Premier roman, certes... mais quel talent ! Nous sommes dans le Périgord, en 1773, lorsque Guillaume de Salerac, génial inventeur loufoque, découvre une petite fille dans les bois. Elle sera recueillie par sa soeur, Louison, et adoptée sous le nom de Judith de Monterlant. Ignorant tout de son passé, la demoiselle reçoit une éducation de jeune fille appliquée mais son caractère impétueux et frondeur la distingue de son rang. Judith a le goût de l'espace, de la liberté. S'échappant de la vigilance des adultes, elle s'envole à bord de l'aérostat de son oncle alors qu'elle n'est qu'une gamine et rencontre chez un voisin celui qui lui fera battre son coeur et perdre tout bon sens dans les années à venir. Charles de l'Eperai, héritier en titre, est également connu pour être un enfant maudit et un bâtard. Il a le coeur dur, le regard froid et le diable dans le ventre. Lorsque le couple se croise à nouveau, lors du mariage de la soeur de Judith, l'attirance est évidente, la passion palpable. Et pourtant, il faudra attendre la fin de l'été pour assouvir cette soif et cette faim qui les poussent l'un vers l'autre.

◆ **TÂCHES DEMANDÉES**:
**A)** D'après le résumé du roman, les affirmations suivantes sont-elles exactes ? (i) Guillaume de Salerac trouve une petite fille dans les bois. (ii) L'enfant est adoptée sous le nom de Judith de Salerac. (iii) Judith et Charles se revoient au mariage de la sœur de Charles. Répondez par oui ou non et citez les mots du texte qui tranchent.
**B)** Selon le résumé du roman, en quel lieu et en quelle année l'histoire commence-t-elle ?
**C)** Prolongez le résumé du roman en reprenant juste après sa dernière phrase.

◆ **DONNÉES ENREGISTRÉES**:
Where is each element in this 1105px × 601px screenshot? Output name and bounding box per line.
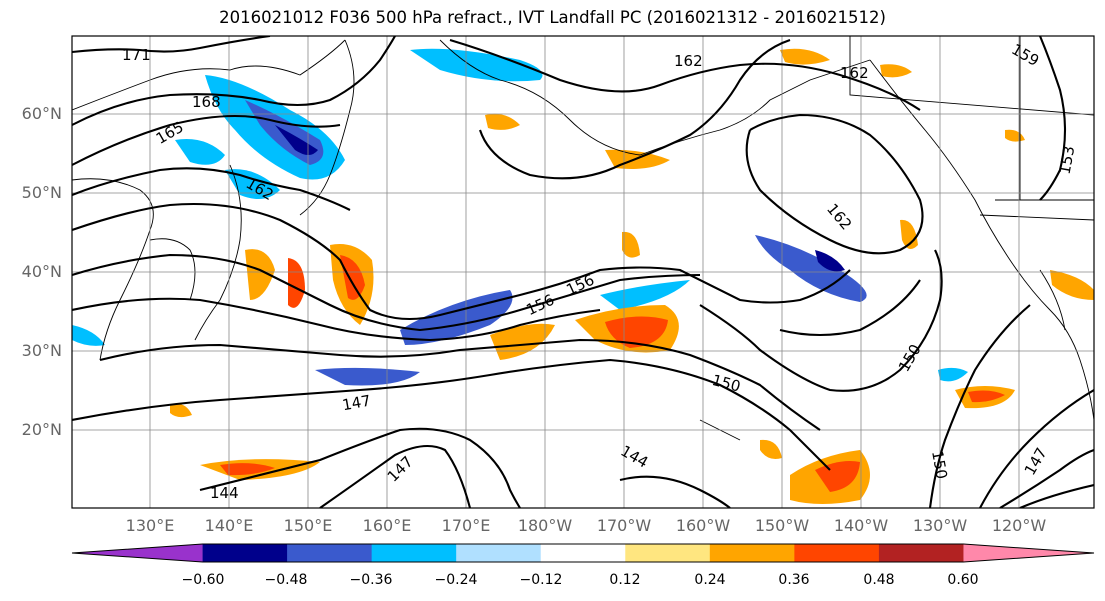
contour-label: 150 (928, 449, 951, 480)
longitude-label: 160°W (675, 516, 731, 535)
positive-anomaly-blob (1050, 270, 1094, 300)
negative-anomaly-blob (315, 367, 420, 386)
colorbar-bin (709, 544, 795, 562)
contour-label: 156 (564, 271, 598, 299)
coastlines (72, 36, 1094, 441)
positive-anomaly-blob (288, 258, 305, 308)
longitude-label: 120°W (991, 516, 1047, 535)
colorbar-tick-label: 0.60 (947, 572, 979, 588)
negative-anomaly-core (275, 125, 318, 155)
positive-anomaly-blob (780, 48, 830, 65)
colorbar-tick-label: −0.48 (264, 572, 308, 588)
map-title: 2016021012 F036 500 hPa refract., IVT La… (219, 8, 886, 27)
longitude-label: 170°E (441, 516, 491, 535)
longitude-label: 140°W (833, 516, 889, 535)
contour-label: 171 (122, 46, 151, 64)
colorbar-bin (371, 544, 457, 562)
colorbar-bin (202, 544, 288, 562)
longitude-label: 140°E (204, 516, 254, 535)
latitude-label: 60°N (21, 104, 62, 123)
negative-anomaly-blob (600, 280, 690, 310)
colorbar-bin (287, 544, 373, 562)
latitude-label: 50°N (21, 183, 62, 202)
negative-anomaly-blob (175, 139, 225, 165)
latitude-label: 20°N (21, 420, 62, 439)
contour-label: 168 (192, 93, 221, 111)
colorbar-bin (456, 544, 542, 562)
contour-label: 144 (210, 484, 239, 502)
longitude-label: 150°W (754, 516, 810, 535)
positive-anomaly-blob (880, 64, 912, 78)
colorbar-tick-label: 0.24 (694, 572, 726, 588)
longitude-label: 150°E (283, 516, 333, 535)
graticule (72, 36, 1094, 508)
colorbar-extend-min (72, 544, 203, 562)
contour-label: 144 (618, 442, 652, 472)
contour-label: 159 (1008, 40, 1042, 70)
longitude-label: 170°W (596, 516, 652, 535)
positive-anomaly-blob (485, 113, 520, 130)
contour-label: 162 (840, 64, 869, 82)
negative-anomaly-blob (72, 325, 105, 346)
contour-label: 162 (674, 52, 703, 70)
contour-label: 162 (823, 200, 855, 234)
colorbar-tick-label: −0.60 (181, 572, 225, 588)
colorbar-tick-label: −0.36 (349, 572, 393, 588)
colorbar-bin (540, 544, 626, 562)
contour-label: 153 (1056, 144, 1079, 175)
positive-anomaly-core (220, 463, 275, 476)
positive-anomaly-core (605, 316, 668, 348)
height-contours (72, 36, 1094, 508)
contour-label: 147 (1021, 445, 1051, 479)
colorbar-outline (71, 543, 1095, 563)
colorbar-bin (794, 544, 880, 562)
contour-label: 156 (524, 291, 558, 319)
positive-anomaly-blob (1005, 129, 1025, 142)
colorbar (71, 543, 1095, 563)
colorbar-bin (625, 544, 711, 562)
contour-label: 147 (341, 392, 372, 415)
colorbar-tick-label: 0.12 (609, 572, 641, 588)
negative-anomaly-core (815, 250, 845, 272)
colorbar-tick-label: −0.24 (434, 572, 478, 588)
positive-anomaly-core (340, 255, 365, 300)
longitude-label: 180°W (517, 516, 573, 535)
latitude-label: 40°N (21, 262, 62, 281)
positive-anomaly-blob (622, 231, 640, 258)
latitude-label: 30°N (21, 341, 62, 360)
contour-label: 147 (384, 453, 417, 486)
longitude-label: 130°W (912, 516, 968, 535)
positive-anomaly-core (968, 390, 1005, 403)
colorbar-bin (878, 544, 964, 562)
negative-anomaly-blob (410, 48, 543, 82)
colorbar-tick-label: 0.36 (778, 572, 810, 588)
longitude-label: 160°E (362, 516, 412, 535)
positive-anomaly-blob (170, 403, 192, 418)
longitude-label: 130°E (125, 516, 175, 535)
map-frame (71, 35, 1095, 509)
negative-anomaly-blob (938, 367, 968, 382)
colorbar-tick-label: −0.12 (519, 572, 563, 588)
positive-anomaly-blob (760, 439, 782, 459)
colorbar-extend-max (963, 544, 1094, 562)
positive-anomaly-blob (245, 249, 275, 300)
colorbar-tick-label: 0.48 (863, 572, 895, 588)
positive-anomaly-core (815, 461, 860, 492)
negative-anomaly-blob (755, 235, 867, 302)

◆ **RÉPONSES DANS L'ORDRE**:
**A)**
(i) Oui : « Guillaume de Salerac, génial inventeur loufoque, découvre une petite fille dans les bois ».
(ii) Non : « adoptée sous le nom de Judith de Monterlant ».
(iii) Non : « lors du mariage de la soeur de Judith ».

**B)** Dans le Périgord, en 1773.

**C)**
C'est effectivement un grand roman sentimental et historique. Nous sommes en 1788, le peuple français est mécontent, les états généraux sont réunis. Judith a rejoint Paris avec son mari, mais son histoire avec Charles n'est bien évidemment pas terminée. Car c'est de cette passion que se nourrit l'intrigue et qui rend le lecteur dépendant, au point d'absorber sa lecture en ingurgitant page après page, sans hoqueter. Il en fallait bien - de l'amour, de la flamboyance, des éclats - pour attacher le lecteur à 544 pages, sans susciter de l'ennui. C'est un pari réussi, un roman passionnant, acquis dès les premiers chapitres. Impossible de s'en séparer. Et puis, le soleil aidant, les beaux jours et les vacances s'installant, il devient une prescription incontournable pour tuer le temps. S'il ne fallait en lire qu'un, dans vos bagages, glissez Miel et Vin. Parce que c'est un roman doux et sucré et piquant, gourmand et langoureux, avec des personnages aux destins inextricablement liés, par le secret de leurs origines et par cet amour fou qui les enchaîne. Ce n'est pas un roman mièvre ou trop long, avec des détails inutiles. Le romanesque est présent, très important, et l'amour a un pouvoir magique, troublant, envoûtant. Ce n'est pas du harlequin déguisé, c'est un bon gros roman captivant, qui ne vous lâche plus une fois la première page ouverte. A dévorer !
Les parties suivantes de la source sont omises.